> **What to work on**:
All lines in the data bearing the string "JSON" should be identified and copied.

> **Data to use**:
+---+
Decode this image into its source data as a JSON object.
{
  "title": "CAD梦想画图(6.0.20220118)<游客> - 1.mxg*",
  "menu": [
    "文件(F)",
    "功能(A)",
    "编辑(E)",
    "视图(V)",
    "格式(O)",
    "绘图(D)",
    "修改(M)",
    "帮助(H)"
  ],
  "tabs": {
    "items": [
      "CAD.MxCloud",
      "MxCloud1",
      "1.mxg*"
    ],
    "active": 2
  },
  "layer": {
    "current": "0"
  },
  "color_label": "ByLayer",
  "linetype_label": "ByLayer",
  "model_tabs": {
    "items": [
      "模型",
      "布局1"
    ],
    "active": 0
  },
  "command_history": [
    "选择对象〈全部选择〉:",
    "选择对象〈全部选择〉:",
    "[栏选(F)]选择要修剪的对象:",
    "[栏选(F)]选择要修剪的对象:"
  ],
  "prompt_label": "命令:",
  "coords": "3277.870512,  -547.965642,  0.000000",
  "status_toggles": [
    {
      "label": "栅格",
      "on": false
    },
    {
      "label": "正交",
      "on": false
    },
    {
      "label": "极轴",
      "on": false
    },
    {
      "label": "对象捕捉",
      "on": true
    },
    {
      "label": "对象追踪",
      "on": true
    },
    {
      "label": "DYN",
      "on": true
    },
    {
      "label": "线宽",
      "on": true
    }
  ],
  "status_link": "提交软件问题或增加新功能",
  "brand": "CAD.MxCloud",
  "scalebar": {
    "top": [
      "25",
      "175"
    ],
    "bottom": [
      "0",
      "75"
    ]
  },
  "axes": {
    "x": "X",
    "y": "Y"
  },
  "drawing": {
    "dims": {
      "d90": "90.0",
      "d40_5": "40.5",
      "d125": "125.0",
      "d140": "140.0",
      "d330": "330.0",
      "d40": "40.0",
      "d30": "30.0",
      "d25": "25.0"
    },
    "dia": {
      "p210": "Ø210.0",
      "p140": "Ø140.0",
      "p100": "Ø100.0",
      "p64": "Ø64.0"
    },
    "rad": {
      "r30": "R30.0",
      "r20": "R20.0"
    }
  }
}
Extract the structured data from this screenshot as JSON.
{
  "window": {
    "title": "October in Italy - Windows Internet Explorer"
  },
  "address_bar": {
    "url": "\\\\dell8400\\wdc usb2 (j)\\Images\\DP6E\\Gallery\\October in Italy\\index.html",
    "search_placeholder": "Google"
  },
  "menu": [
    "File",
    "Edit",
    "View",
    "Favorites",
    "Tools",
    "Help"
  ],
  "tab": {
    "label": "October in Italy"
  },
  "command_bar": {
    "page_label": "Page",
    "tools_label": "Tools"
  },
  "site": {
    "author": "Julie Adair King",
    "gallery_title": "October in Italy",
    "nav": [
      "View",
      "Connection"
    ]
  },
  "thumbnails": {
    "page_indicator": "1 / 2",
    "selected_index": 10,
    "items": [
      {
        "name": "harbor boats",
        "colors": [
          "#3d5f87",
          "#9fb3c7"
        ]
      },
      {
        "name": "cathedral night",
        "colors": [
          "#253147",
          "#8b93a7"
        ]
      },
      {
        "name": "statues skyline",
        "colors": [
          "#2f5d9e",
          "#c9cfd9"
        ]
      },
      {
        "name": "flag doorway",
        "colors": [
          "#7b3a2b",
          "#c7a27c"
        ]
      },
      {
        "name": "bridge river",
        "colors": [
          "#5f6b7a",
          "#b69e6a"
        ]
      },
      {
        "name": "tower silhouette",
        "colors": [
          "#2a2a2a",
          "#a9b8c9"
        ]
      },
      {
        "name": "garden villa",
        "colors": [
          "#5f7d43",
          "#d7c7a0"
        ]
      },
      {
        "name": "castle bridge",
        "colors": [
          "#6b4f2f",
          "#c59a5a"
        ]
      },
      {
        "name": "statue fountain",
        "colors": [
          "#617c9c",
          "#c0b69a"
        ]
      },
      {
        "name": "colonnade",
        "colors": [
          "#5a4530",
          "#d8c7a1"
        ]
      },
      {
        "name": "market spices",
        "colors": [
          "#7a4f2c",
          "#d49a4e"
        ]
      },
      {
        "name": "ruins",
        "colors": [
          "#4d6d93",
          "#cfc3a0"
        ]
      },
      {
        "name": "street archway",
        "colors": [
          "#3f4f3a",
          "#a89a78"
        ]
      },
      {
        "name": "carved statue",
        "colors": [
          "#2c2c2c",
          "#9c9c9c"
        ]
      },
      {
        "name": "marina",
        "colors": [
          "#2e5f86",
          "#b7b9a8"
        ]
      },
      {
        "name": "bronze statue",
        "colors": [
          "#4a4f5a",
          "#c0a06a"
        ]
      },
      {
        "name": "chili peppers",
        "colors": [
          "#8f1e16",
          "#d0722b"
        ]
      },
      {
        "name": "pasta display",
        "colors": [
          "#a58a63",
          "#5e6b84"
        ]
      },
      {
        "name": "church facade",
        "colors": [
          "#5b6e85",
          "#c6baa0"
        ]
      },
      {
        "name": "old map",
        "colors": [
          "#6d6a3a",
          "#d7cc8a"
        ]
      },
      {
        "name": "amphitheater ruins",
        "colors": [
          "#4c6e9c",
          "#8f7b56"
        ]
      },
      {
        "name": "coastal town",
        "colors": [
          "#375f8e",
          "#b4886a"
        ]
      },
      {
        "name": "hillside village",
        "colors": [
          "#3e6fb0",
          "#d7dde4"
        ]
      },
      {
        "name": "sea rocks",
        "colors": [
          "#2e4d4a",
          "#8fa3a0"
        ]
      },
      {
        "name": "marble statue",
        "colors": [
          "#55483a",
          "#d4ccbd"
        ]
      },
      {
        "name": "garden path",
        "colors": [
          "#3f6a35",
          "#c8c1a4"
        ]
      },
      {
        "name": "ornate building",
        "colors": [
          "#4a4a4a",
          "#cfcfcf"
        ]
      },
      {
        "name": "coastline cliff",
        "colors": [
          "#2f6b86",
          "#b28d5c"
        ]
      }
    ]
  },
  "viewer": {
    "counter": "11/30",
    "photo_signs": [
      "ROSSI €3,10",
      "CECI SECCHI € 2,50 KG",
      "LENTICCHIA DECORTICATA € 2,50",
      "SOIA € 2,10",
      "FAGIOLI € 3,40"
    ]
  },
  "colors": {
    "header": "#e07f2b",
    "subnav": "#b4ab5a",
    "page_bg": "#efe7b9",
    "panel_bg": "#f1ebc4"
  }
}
+---+
> **Answer to this task**:
Decode this image into its source data as a JSON object.
Extract the structured data from this screenshot as JSON.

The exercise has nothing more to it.